### TEXT SECTION
....................

I prefer crystaldiskinfo which is a free software.


----------



## billubakra (May 3, 2017)

whitestar_999 said:


> I prefer crystaldiskinfo which is a free software.



Which version should I download?
Download Center - Crystal Dew World


----------



## Zangetsu (May 3, 2017)

billubakra said:


> Sir what is mdisc?


M-DISC - Wikipedia


----------



## Zangetsu (May 3, 2017)

billubakra said:


> Which version should I download?
> Download Center - Crystal Dew World


Latest version


----------



## billubakra (May 3, 2017)

Zangetsu said:


> Latest version


Simple, Full or Ultimate?


----------



## Zangetsu (May 3, 2017)

billubakra said:


> Simple, Full or Ultimate?


Simple is more than enough if you don't do too much experimentation


----------



## Flash (May 3, 2017)

You can also try Hard Disk Sentinel - HDD health and temperature monitoring


----------



## billubakra (May 3, 2017)

....................

### STATED PROBLEM A
Edit the rows running from the line containing "y-tick-label: 0 bbox=[94, 183, 104, 201]" through the line containing "data-point bbox=[243, 650, 249, 657]", changing every "y-tick-label" to "y-tick" and leaving all else untouched. Return only those rows.

....................

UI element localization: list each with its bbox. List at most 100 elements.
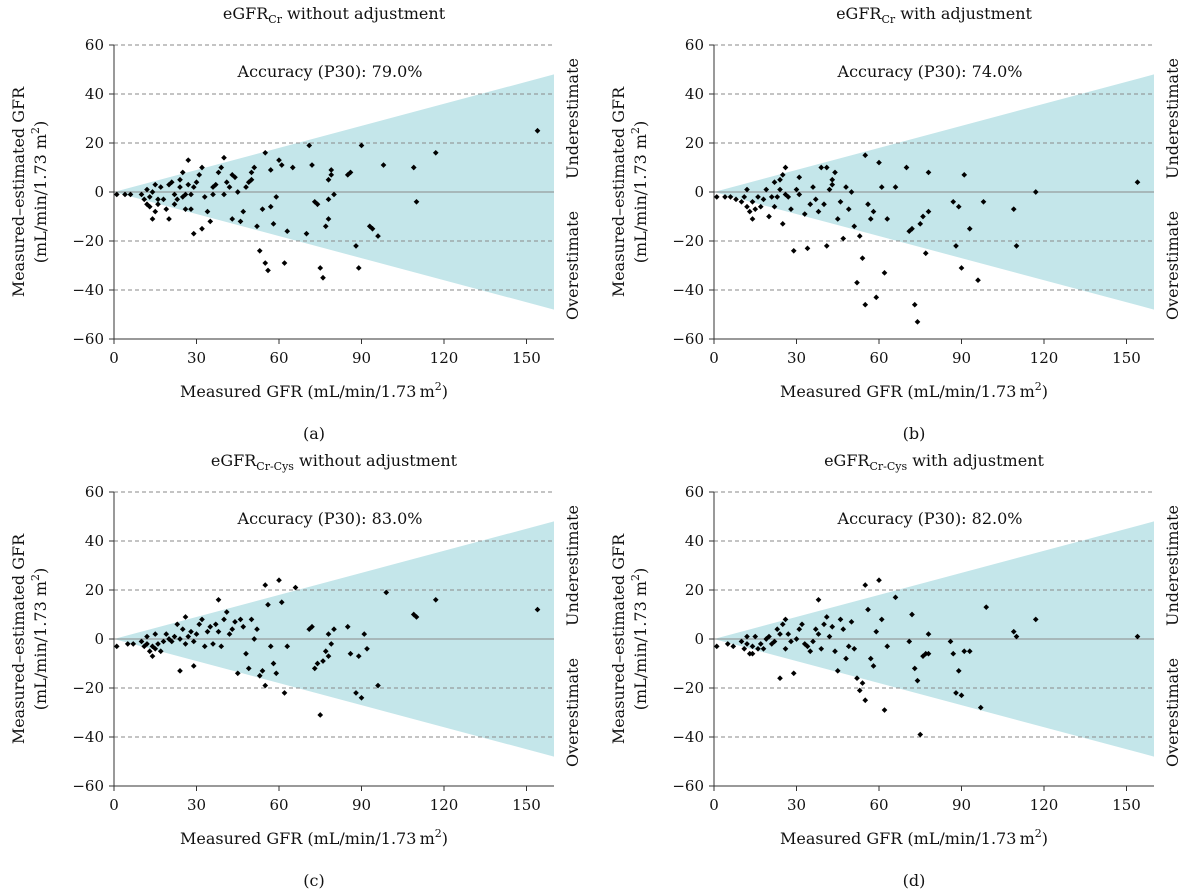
y-tick-label: 0 bbox=[94, 183, 104, 201]
data-point bbox=[920, 213, 926, 220]
y-tick-label: −60 bbox=[672, 330, 704, 348]
x-axis-label: Measured GFR (mL/min/1.73 m2) bbox=[780, 380, 1048, 401]
data-point bbox=[309, 623, 315, 630]
y-tick-label: 0 bbox=[94, 630, 104, 648]
y-axis-label-sup: 2 bbox=[629, 574, 642, 581]
data-point bbox=[347, 169, 354, 176]
title-subscript: Cr bbox=[268, 13, 282, 26]
data-point bbox=[144, 641, 150, 647]
data-point bbox=[380, 162, 387, 168]
data-point bbox=[958, 692, 965, 699]
y-axis-label-sup: 2 bbox=[29, 127, 42, 134]
data-point bbox=[190, 638, 197, 645]
data-point bbox=[232, 174, 238, 181]
data-point bbox=[727, 194, 734, 200]
data-point bbox=[190, 184, 197, 190]
data-point bbox=[278, 162, 285, 168]
data-point bbox=[755, 645, 761, 652]
data-point bbox=[234, 189, 241, 195]
data-point bbox=[837, 616, 844, 623]
data-point bbox=[267, 167, 274, 173]
data-point bbox=[881, 707, 888, 713]
y-tick-label: −40 bbox=[672, 281, 704, 299]
data-point bbox=[309, 162, 315, 168]
data-point bbox=[155, 196, 161, 203]
title-rest: without adjustment bbox=[294, 451, 458, 470]
panel-letter: (b) bbox=[903, 424, 926, 443]
y-axis-label-line1: Measured–estimated GFR bbox=[9, 533, 28, 744]
x-axis-label-sup: 2 bbox=[435, 827, 442, 840]
data-point bbox=[163, 631, 170, 637]
data-point bbox=[328, 167, 335, 173]
data-point bbox=[152, 631, 159, 637]
y-tick-label: −60 bbox=[672, 777, 704, 795]
data-point bbox=[807, 648, 814, 655]
panel-title: eGFRCr-Cys without adjustment bbox=[211, 451, 458, 473]
data-point bbox=[113, 643, 120, 650]
data-point bbox=[876, 577, 882, 584]
data-point bbox=[174, 196, 181, 203]
data-point bbox=[358, 142, 365, 149]
title-subscript: Cr bbox=[881, 13, 895, 26]
data-point bbox=[713, 194, 720, 200]
data-point bbox=[168, 638, 175, 645]
data-point bbox=[207, 623, 214, 630]
data-point bbox=[804, 245, 811, 252]
data-point bbox=[204, 208, 211, 215]
panel-title: eGFRCr without adjustment bbox=[223, 4, 446, 26]
data-point bbox=[243, 650, 249, 657]
data-point bbox=[146, 203, 153, 210]
data-point bbox=[799, 621, 805, 628]
data-point bbox=[983, 604, 990, 610]
data-point bbox=[1013, 633, 1020, 640]
data-point bbox=[862, 582, 869, 588]
data-point bbox=[777, 176, 783, 183]
data-point bbox=[917, 731, 924, 738]
data-point bbox=[744, 641, 750, 647]
data-point bbox=[818, 164, 825, 171]
data-point bbox=[185, 633, 192, 640]
data-point bbox=[870, 663, 877, 669]
data-point bbox=[953, 690, 959, 696]
data-point bbox=[262, 582, 269, 588]
title-rest: without adjustment bbox=[282, 4, 446, 23]
data-point bbox=[873, 628, 880, 635]
data-point bbox=[862, 152, 869, 159]
data-point bbox=[325, 653, 332, 659]
data-point bbox=[862, 697, 869, 704]
y-tick-label: 40 bbox=[685, 532, 704, 550]
data-point bbox=[744, 203, 750, 210]
data-point bbox=[229, 626, 236, 633]
x-tick-label: 30 bbox=[187, 349, 206, 367]
data-point bbox=[306, 142, 313, 149]
data-point bbox=[752, 633, 759, 640]
overestimate-label: Overestimate bbox=[563, 211, 582, 320]
y-tick-label: 20 bbox=[85, 134, 104, 152]
data-point bbox=[961, 172, 968, 178]
overestimate-label: Overestimate bbox=[1163, 211, 1182, 320]
y-tick-label: 20 bbox=[685, 581, 704, 599]
data-point bbox=[821, 621, 827, 628]
x-tick-label: 30 bbox=[187, 796, 206, 814]
data-point bbox=[823, 243, 830, 249]
data-point bbox=[771, 203, 778, 210]
accuracy-label: Accuracy (P30): 83.0% bbox=[237, 509, 423, 528]
data-point bbox=[199, 225, 205, 232]
data-point bbox=[188, 206, 194, 212]
x-tick-label: 150 bbox=[1112, 796, 1141, 814]
data-point bbox=[171, 201, 178, 208]
data-point bbox=[201, 643, 208, 650]
data-point bbox=[182, 614, 189, 620]
data-point bbox=[212, 181, 219, 188]
data-point bbox=[177, 668, 183, 674]
x-axis-label-text: Measured GFR (mL/min/1.73 m bbox=[780, 829, 1035, 848]
data-point bbox=[854, 675, 860, 682]
data-point bbox=[870, 208, 877, 215]
data-point bbox=[240, 208, 247, 215]
data-point bbox=[259, 668, 266, 674]
x-tick-label: 30 bbox=[787, 349, 806, 367]
data-point bbox=[196, 172, 203, 178]
y-axis-label-line1: Measured–estimated GFR bbox=[609, 86, 628, 297]
chart-panel: −60 −40 −20 0 20 40 60 0 30 60 90 120 150 eGFRCr-Cys … bbox=[9, 451, 582, 890]
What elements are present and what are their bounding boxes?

....................

### STATED PROBLEM B
Pick up the forum thread on disk health software and write what follows its final line.

### TASK OUTPUT A
y-tick: 0 bbox=[94, 183, 104, 201]
data-point bbox=[920, 213, 926, 220]
y-tick: −60 bbox=[672, 330, 704, 348]
x-axis-label: Measured GFR (mL/min/1.73 m2) bbox=[780, 380, 1048, 401]
data-point bbox=[309, 623, 315, 630]
y-tick: 0 bbox=[94, 630, 104, 648]
y-axis-label-sup: 2 bbox=[629, 574, 642, 581]
data-point bbox=[347, 169, 354, 176]
title-subscript: Cr bbox=[268, 13, 282, 26]
data-point bbox=[144, 641, 150, 647]
data-point bbox=[380, 162, 387, 168]
data-point bbox=[958, 692, 965, 699]
y-axis-label-sup: 2 bbox=[29, 127, 42, 134]
data-point bbox=[190, 638, 197, 645]
data-point bbox=[232, 174, 238, 181]
data-point bbox=[727, 194, 734, 200]
data-point bbox=[190, 184, 197, 190]
data-point bbox=[278, 162, 285, 168]
data-point bbox=[755, 645, 761, 652]
data-point bbox=[234, 189, 241, 195]
data-point bbox=[837, 616, 844, 623]
data-point bbox=[267, 167, 274, 173]
data-point bbox=[881, 707, 888, 713]
y-tick: −40 bbox=[672, 281, 704, 299]
data-point bbox=[309, 162, 315, 168]
data-point bbox=[155, 196, 161, 203]
title-rest: without adjustment bbox=[294, 451, 458, 470]
panel-letter: (b) bbox=[903, 424, 926, 443]
y-axis-label-line1: Measured–estimated GFR bbox=[9, 533, 28, 744]
x-axis-label-sup: 2 bbox=[435, 827, 442, 840]
data-point bbox=[163, 631, 170, 637]
data-point bbox=[328, 167, 335, 173]
data-point bbox=[152, 631, 159, 637]
y-tick: −60 bbox=[672, 777, 704, 795]
data-point bbox=[807, 648, 814, 655]
panel-title: eGFRCr-Cys without adjustment bbox=[211, 451, 458, 473]
data-point bbox=[113, 643, 120, 650]
data-point bbox=[876, 577, 882, 584]
data-point bbox=[174, 196, 181, 203]
data-point bbox=[358, 142, 365, 149]
title-subscript: Cr bbox=[881, 13, 895, 26]
data-point bbox=[713, 194, 720, 200]
data-point bbox=[168, 638, 175, 645]
data-point bbox=[207, 623, 214, 630]
data-point bbox=[804, 245, 811, 252]
data-point bbox=[204, 208, 211, 215]
panel-title: eGFRCr without adjustment bbox=[223, 4, 446, 26]
data-point bbox=[243, 650, 249, 657]

### TASK OUTPUT B
Zangetsu said:


> Simple is more than enough if you don't do too much experimentation


Simple one says Health status is good. Two things-
1. Not able to select the external hdd connected with the system.
2. The first option is like this-
Read/Write error rate Current-100 W0rst-100 Threshold-50. If mine is 100 and worst is 100 then how is it good? The rest of the options are almost the same



Flash said:


> You can also try Hard Disk Sentinel - HDD health and temperature monitoring



I have the full version of this, what tests should I perform via this to monitor/check health of hdd?


----------



## whitestar_999 (May 3, 2017)

Current is current value,Worst is worst value till now,Threshold value is the value which is the red line.e.g. now read write error rate current & worst values are 100 but with time these values will decrease(say 97 97 50). Some parameters current value may be more than worst value(e.g.97 87 50) but as long as they are quite above the threshold values,it is fine.


----------



## billubakra (May 3, 2017)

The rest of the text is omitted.